Reproduce all of the records exactly.

** START OF Records supplied **

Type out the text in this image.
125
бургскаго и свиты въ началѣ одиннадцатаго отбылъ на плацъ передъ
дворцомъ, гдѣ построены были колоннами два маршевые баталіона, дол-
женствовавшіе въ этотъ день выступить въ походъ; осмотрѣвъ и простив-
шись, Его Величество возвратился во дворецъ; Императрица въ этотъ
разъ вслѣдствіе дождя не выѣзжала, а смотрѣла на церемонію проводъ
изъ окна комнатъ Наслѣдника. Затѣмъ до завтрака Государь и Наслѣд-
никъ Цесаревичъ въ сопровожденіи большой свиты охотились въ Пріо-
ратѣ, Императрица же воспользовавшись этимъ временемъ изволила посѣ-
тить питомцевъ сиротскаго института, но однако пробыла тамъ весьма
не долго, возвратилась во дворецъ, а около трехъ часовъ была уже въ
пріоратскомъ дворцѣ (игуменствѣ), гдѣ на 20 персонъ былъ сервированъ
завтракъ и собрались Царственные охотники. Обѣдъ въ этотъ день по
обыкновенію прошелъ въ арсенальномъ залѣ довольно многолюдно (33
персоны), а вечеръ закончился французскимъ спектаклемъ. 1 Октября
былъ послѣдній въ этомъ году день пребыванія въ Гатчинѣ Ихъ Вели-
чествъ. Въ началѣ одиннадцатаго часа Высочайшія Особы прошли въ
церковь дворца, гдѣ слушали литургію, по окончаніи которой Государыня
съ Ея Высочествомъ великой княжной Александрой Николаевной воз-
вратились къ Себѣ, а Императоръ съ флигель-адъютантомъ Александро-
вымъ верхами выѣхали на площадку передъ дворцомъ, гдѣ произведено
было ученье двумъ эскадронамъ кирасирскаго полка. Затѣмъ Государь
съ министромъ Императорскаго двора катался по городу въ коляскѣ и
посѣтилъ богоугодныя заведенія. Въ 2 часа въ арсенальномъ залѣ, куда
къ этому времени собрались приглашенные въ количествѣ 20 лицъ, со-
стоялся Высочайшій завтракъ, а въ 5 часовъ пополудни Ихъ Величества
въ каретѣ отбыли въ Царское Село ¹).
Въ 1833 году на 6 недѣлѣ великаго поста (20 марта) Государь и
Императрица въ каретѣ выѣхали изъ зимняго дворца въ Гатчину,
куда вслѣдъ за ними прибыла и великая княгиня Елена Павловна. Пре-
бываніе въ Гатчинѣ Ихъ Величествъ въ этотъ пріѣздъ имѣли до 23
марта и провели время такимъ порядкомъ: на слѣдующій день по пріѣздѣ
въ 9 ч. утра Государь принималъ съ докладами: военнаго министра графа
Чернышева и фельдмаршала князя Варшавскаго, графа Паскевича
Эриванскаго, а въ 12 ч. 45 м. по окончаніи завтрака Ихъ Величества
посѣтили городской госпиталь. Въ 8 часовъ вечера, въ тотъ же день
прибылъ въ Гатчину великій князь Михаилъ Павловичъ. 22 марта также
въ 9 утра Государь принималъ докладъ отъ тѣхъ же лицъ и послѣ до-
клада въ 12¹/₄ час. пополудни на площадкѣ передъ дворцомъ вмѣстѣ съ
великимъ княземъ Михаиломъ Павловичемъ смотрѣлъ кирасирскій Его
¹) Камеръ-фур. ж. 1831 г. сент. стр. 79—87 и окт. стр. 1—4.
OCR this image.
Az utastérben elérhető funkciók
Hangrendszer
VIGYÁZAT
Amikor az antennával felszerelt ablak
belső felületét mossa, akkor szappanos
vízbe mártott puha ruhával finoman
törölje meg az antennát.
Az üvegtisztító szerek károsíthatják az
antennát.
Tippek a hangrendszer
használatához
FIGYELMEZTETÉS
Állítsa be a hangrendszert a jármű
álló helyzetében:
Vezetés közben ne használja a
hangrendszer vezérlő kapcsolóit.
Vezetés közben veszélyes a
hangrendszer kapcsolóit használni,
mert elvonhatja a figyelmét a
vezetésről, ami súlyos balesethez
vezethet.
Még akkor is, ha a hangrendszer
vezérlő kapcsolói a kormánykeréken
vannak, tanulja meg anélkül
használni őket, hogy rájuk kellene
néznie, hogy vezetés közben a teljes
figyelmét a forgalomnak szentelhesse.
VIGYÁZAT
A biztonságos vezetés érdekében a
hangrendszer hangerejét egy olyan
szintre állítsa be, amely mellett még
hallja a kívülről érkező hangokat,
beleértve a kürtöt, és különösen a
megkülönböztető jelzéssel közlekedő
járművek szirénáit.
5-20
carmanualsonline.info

** END OF Records supplied **

(The solution)
Type out the text in this image.
125
бургскаго и свиты въ началѣ одиннадцатаго отбылъ на плацъ передъ
дворцомъ, гдѣ построены были колоннами два маршевые баталіона, дол-
женствовавшіе въ этотъ день выступить въ походъ; осмотрѣвъ и простив-
шись, Его Величество возвратился во дворецъ; Императрица въ этотъ
разъ вслѣдствіе дождя не выѣзжала, а смотрѣла на церемонію проводъ
изъ окна комнатъ Наслѣдника. Затѣмъ до завтрака Государь и Наслѣд-
никъ Цесаревичъ въ сопровожденіи большой свиты охотились въ Пріо-
ратѣ, Императрица же воспользовавшись этимъ временемъ изволила посѣ-
тить питомцевъ сиротскаго института, но однако пробыла тамъ весьма
не долго, возвратилась во дворецъ, а около трехъ часовъ была уже въ
пріоратскомъ дворцѣ (игуменствѣ), гдѣ на 20 персонъ былъ сервированъ
завтракъ и собрались Царственные охотники. Обѣдъ въ этотъ день по
обыкновенію прошелъ въ арсенальномъ залѣ довольно многолюдно (33
персоны), а вечеръ закончился французскимъ спектаклемъ. 1 Октября
былъ послѣдній въ этомъ году день пребыванія въ Гатчинѣ Ихъ Вели-
чествъ. Въ началѣ одиннадцатаго часа Высочайшія Особы прошли въ
церковь дворца, гдѣ слушали литургію, по окончаніи которой Государыня
съ Ея Высочествомъ великой княжной Александрой Николаевной воз-
вратились къ Себѣ, а Императоръ съ флигель-адъютантомъ Александро-
вымъ верхами выѣхали на площадку передъ дворцомъ, гдѣ произведено
было ученье двумъ эскадронамъ кирасирскаго полка. Затѣмъ Государь
съ министромъ Императорскаго двора катался по городу въ коляскѣ и
посѣтилъ богоугодныя заведенія. Въ 2 часа въ арсенальномъ залѣ, куда
къ этому времени собрались приглашенные въ количествѣ 20 лицъ, со-
стоялся Высочайшій завтракъ, а въ 5 часовъ пополудни Ихъ Величества
въ каретѣ отбыли въ Царское Село ¹).
Въ 1833 году на 6 недѣлѣ великаго поста (20 марта) Государь и
Императрица въ каретѣ выѣхали изъ зимняго дворца въ Гатчину,
куда вслѣдъ за ними прибыла и великая княгиня Елена Павловна. Пре-
бываніе въ Гатчинѣ Ихъ Величествъ въ этотъ пріѣздъ имѣли до 23
марта и провели время такимъ порядкомъ: на слѣдующій день по пріѣздѣ
въ 9 ч. утра Государь принималъ съ докладами: военнаго министра графа
Чернышева и фельдмаршала князя Варшавскаго, графа Паскевича
Эриванскаго, а въ 12 ч. 45 м. по окончаніи завтрака Ихъ Величества
посѣтили городской госпиталь. Въ 8 часовъ вечера, въ тотъ же день
прибылъ въ Гатчину великій князь Михаилъ Павловичъ. 22 марта также
въ 9 утра Государь принималъ докладъ отъ тѣхъ же лицъ и послѣ до-
клада въ 12¹/₄ час. пополудни на площадкѣ передъ дворцомъ вмѣстѣ съ
великимъ княземъ Михаиломъ Павловичемъ смотрѣлъ кирасирскій Его
¹) Камеръ-фур. ж. 1831 г. сент. стр. 79—87 и окт. стр. 1—4.
OCR this image.
Az utastérben elérhető funkciók
Hangrendszer
VIGYÁZAT
Amikor az antennával felszerelt ablak
belső felületét mossa, akkor szappanos
vízbe mártott puha ruhával finoman
törölje meg az antennát.
Az üvegtisztító szerek károsíthatják az
antennát.
Tippek a hangrendszer
használatához
FIGYELMEZTETÉS
Állítsa be a hangrendszert a jármű
álló helyzetében:
Vezetés közben ne használja a
hangrendszer vezérlő kapcsolóit.
Vezetés közben veszélyes a
hangrendszer kapcsolóit használni,
mert elvonhatja a figyelmét a
vezetésről, ami súlyos balesethez
vezethet.
Még akkor is, ha a hangrendszer
vezérlő kapcsolói a kormánykeréken
vannak, tanulja meg anélkül
használni őket, hogy rájuk kellene
néznie, hogy vezetés közben a teljes
figyelmét a forgalomnak szentelhesse.
VIGYÁZAT
A biztonságos vezetés érdekében a
hangrendszer hangerejét egy olyan
szintre állítsa be, amely mellett még
hallja a kívülről érkező hangokat,
beleértve a kürtöt, és különösen a
megkülönböztető jelzéssel közlekedő
járművek szirénáit.
5-20
carmanualsonline.info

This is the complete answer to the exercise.